Your instructions: Isolate every line in the records below with "prazo" in it.
=== Input data ===
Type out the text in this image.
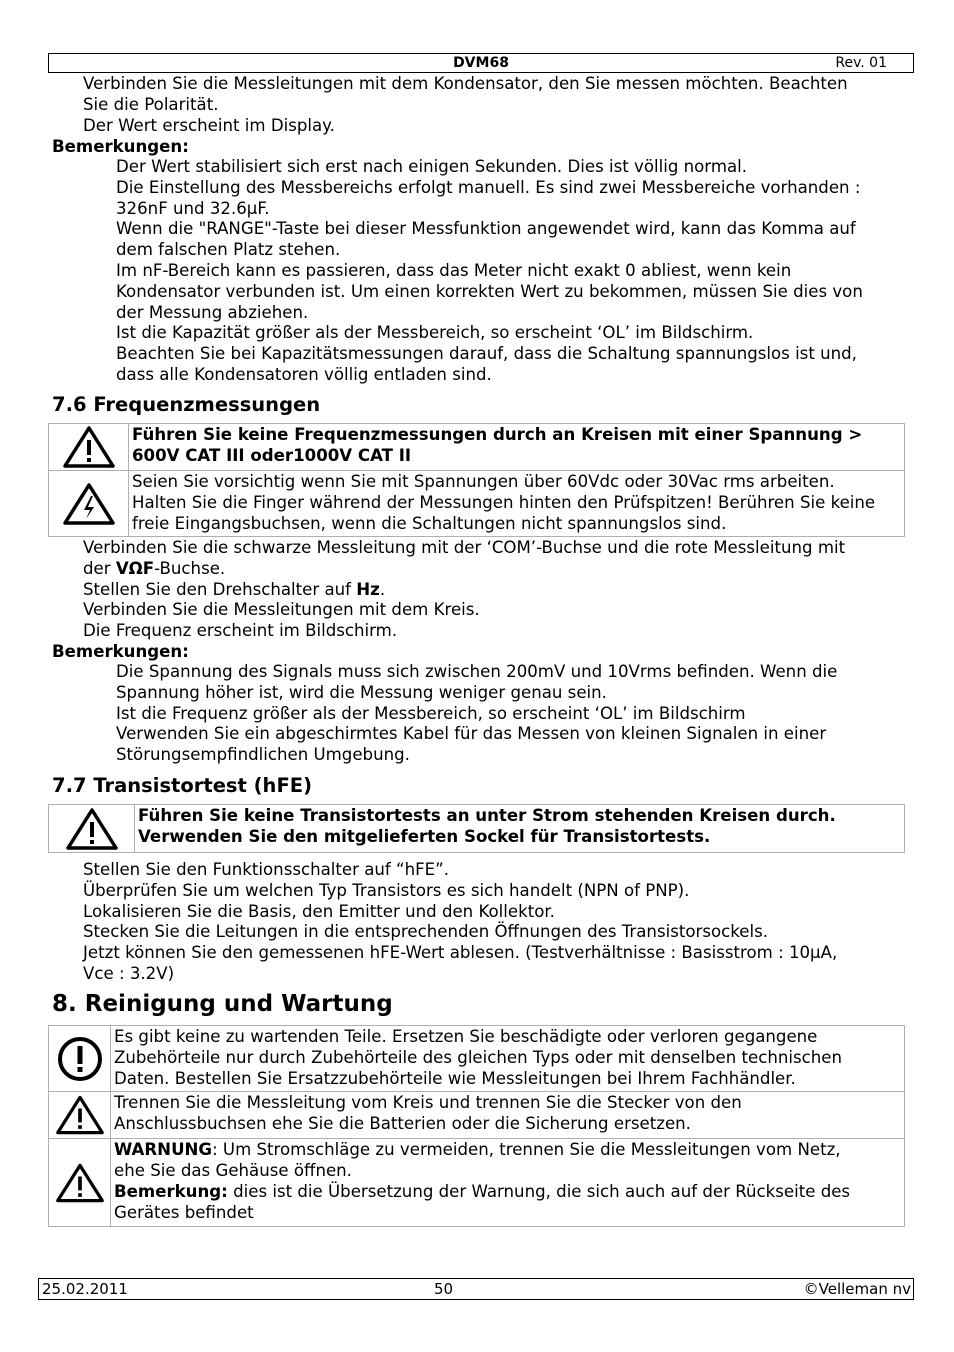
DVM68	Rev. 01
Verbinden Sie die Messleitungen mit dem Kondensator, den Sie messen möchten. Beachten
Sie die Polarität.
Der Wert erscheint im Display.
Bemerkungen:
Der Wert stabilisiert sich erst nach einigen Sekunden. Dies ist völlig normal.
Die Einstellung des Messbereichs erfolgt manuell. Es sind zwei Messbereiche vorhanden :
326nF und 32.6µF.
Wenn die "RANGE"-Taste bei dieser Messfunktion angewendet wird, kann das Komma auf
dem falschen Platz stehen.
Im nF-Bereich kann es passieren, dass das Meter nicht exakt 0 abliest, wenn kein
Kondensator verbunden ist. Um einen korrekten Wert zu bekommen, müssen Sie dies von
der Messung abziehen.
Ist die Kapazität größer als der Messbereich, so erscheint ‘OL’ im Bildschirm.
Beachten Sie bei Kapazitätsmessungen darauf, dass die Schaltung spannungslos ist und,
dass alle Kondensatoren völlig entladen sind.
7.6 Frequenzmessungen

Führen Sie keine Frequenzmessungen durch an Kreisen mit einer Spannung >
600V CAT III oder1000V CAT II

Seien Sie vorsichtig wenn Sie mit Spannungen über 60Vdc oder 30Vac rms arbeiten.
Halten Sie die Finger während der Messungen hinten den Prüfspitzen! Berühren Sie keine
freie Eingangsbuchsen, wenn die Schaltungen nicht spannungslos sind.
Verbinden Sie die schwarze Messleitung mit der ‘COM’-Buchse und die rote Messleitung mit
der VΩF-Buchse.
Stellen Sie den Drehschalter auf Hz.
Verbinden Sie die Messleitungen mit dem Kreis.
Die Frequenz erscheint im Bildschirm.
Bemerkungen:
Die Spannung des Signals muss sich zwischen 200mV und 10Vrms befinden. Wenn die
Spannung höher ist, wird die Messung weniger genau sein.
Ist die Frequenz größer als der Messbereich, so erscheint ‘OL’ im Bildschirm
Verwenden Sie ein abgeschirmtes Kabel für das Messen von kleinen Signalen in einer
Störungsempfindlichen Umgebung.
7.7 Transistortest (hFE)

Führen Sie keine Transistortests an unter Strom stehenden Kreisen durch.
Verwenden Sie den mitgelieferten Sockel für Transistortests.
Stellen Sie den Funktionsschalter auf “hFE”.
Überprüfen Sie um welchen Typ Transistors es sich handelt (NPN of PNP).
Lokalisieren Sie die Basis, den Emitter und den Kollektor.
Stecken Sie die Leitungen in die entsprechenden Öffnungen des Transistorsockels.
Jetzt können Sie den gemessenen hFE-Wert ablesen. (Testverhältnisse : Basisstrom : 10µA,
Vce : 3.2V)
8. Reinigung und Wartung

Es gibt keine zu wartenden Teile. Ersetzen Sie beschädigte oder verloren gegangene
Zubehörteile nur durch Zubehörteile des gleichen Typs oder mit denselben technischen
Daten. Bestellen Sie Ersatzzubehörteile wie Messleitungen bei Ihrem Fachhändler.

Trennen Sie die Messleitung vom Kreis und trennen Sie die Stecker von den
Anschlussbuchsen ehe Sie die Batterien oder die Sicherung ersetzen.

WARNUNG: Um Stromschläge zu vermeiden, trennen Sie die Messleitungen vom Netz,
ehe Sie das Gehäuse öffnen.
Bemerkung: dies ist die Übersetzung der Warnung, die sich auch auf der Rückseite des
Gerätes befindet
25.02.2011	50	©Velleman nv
===
=== Input data ===
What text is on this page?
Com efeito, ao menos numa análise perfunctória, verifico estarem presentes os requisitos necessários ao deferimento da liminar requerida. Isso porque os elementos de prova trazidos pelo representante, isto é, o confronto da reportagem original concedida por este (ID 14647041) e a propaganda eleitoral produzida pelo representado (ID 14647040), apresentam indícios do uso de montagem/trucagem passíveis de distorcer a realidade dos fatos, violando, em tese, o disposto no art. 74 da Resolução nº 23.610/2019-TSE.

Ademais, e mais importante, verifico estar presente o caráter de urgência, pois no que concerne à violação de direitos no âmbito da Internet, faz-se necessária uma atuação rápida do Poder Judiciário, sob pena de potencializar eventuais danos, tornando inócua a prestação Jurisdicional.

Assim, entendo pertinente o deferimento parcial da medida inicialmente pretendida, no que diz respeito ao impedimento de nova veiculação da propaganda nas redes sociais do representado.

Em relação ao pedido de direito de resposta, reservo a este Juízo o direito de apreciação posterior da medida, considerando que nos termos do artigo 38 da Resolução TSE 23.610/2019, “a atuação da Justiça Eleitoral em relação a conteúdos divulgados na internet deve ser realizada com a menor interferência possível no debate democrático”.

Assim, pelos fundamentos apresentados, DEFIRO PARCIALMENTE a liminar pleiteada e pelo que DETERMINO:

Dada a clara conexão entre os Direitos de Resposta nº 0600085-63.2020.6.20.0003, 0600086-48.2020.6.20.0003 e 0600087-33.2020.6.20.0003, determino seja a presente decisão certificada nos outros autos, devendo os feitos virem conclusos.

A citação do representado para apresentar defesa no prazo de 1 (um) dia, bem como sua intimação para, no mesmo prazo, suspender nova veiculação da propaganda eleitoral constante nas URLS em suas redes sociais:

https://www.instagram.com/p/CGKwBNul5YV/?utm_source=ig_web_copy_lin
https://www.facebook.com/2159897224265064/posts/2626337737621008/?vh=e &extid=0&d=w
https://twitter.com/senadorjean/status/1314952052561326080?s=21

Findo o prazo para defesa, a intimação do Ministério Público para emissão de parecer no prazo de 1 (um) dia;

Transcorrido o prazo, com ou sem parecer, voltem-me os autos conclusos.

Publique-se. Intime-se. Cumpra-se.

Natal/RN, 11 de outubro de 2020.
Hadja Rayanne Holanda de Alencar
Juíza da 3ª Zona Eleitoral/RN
===
=== Input data ===
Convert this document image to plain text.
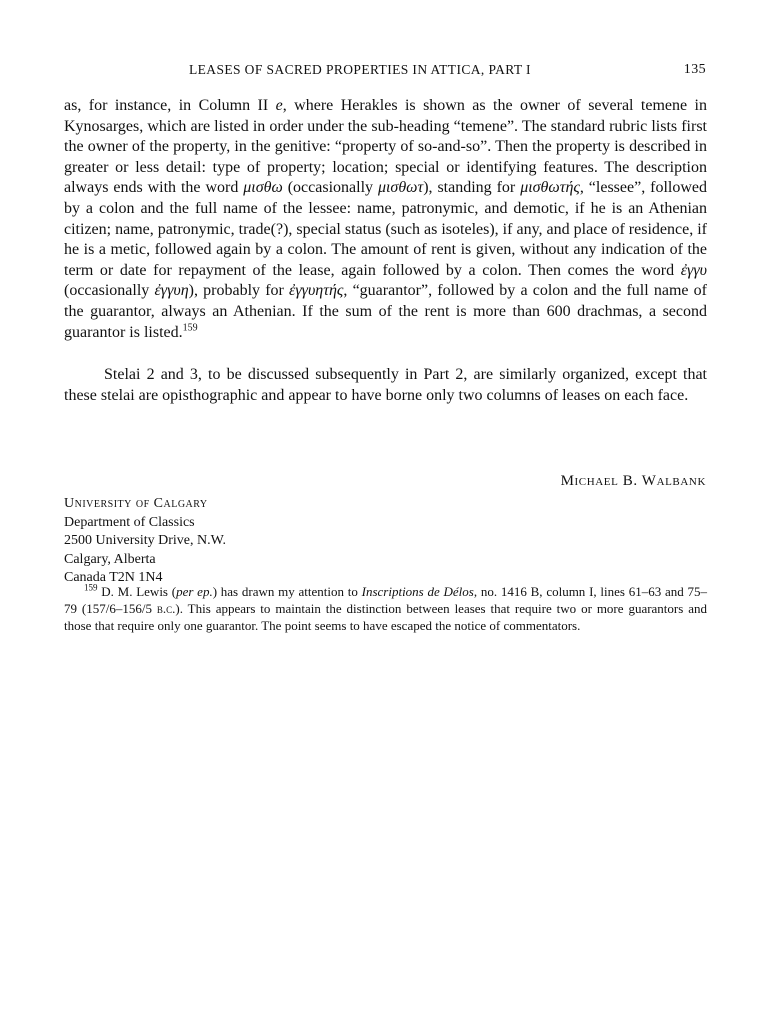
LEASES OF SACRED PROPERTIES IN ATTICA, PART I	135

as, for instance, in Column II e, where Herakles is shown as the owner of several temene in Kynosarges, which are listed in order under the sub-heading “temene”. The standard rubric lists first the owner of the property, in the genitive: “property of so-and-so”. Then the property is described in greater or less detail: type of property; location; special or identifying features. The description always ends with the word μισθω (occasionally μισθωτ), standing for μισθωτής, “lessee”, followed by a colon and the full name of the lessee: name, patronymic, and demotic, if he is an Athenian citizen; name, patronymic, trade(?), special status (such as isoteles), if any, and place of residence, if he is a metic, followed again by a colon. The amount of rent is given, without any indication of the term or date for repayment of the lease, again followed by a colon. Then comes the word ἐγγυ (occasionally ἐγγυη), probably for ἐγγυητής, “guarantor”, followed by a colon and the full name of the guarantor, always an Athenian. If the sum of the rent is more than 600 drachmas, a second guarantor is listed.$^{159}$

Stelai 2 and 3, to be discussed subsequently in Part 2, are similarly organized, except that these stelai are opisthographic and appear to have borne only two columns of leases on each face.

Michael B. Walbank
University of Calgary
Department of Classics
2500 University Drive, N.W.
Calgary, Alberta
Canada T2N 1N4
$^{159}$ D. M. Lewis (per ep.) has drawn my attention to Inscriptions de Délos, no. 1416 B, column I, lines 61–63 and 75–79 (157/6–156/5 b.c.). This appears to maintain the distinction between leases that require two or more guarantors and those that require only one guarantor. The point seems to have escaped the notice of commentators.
===
Answer to the task:
A citação do representado para apresentar defesa no prazo de 1 (um) dia, bem como sua intimação para, no mesmo prazo, suspender nova veiculação da propaganda eleitoral constante nas URLS em suas redes sociais:
Findo o prazo para defesa, a intimação do Ministério Público para emissão de parecer no prazo de 1 (um) dia;
Transcorrido o prazo, com ou sem parecer, voltem-me os autos conclusos.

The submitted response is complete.